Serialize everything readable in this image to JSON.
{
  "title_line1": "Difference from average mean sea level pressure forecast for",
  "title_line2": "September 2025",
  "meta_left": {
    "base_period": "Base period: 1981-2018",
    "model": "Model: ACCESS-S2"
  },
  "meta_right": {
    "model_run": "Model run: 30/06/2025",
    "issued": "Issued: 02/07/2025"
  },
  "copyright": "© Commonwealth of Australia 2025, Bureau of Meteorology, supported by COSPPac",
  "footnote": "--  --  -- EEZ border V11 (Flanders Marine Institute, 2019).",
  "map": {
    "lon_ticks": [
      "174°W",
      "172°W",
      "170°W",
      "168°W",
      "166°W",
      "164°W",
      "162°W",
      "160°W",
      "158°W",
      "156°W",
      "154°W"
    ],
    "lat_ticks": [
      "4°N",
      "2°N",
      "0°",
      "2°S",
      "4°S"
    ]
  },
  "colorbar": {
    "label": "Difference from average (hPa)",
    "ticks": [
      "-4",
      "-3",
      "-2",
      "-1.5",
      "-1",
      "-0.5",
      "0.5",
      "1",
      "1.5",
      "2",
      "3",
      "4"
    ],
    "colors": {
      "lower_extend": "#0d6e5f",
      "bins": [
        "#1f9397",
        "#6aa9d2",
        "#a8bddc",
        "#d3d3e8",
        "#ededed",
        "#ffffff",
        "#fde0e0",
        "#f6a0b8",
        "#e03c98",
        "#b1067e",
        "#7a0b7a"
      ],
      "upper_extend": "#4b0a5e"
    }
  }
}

++++

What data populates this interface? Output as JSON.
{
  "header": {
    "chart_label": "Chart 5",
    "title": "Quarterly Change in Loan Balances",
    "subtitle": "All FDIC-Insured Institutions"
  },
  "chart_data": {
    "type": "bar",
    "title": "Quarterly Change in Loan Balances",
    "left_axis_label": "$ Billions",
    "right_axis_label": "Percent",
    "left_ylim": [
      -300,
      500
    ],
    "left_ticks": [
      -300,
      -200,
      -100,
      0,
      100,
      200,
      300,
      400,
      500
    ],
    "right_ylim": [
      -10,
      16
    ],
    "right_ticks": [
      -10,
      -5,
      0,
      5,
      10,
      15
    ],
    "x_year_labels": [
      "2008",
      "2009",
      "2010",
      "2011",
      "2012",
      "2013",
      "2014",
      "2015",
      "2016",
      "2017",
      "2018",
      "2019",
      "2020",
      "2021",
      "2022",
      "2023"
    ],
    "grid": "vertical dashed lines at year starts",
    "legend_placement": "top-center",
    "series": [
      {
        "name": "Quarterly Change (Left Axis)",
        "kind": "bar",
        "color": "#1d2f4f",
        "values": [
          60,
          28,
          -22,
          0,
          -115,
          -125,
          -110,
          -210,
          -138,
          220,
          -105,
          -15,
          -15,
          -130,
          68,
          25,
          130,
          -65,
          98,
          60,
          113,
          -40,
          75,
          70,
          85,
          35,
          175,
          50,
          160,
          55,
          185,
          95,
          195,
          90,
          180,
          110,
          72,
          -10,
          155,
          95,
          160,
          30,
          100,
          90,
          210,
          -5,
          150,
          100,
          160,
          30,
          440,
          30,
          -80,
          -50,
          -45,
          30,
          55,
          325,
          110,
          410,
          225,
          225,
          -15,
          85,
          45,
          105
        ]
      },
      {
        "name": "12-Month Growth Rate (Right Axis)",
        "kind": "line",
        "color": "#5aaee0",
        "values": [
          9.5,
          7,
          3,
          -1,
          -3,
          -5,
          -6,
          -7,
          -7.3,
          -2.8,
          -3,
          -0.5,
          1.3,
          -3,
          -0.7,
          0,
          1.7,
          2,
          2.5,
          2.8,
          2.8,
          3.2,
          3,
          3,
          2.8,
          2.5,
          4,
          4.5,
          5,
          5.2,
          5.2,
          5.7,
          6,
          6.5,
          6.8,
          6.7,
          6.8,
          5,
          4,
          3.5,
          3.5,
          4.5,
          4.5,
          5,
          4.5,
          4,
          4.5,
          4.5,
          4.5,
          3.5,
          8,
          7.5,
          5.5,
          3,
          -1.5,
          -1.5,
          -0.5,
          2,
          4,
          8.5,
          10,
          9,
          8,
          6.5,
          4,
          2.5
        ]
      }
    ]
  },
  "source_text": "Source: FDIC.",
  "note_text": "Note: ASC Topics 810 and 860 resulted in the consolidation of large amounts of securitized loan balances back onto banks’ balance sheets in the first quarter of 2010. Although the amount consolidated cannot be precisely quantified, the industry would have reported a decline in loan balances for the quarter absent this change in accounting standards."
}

++++

#### WHAT TO DO
Copy out each line of the records where the string "this" appears.

#### RESPONSE TO THE EXERCISE
Serialize everything readable in this image to JSON.
What data populates this interface? Output as JSON.
  "note_text": "Note: ASC Topics 810 and 860 resulted in the consolidation of large amounts of securitized loan balances back onto banks’ balance sheets in the first quarter of 2010. Although the amount consolidated cannot be precisely quantified, the industry would have reported a decline in loan balances for the quarter absent this change in accounting standards."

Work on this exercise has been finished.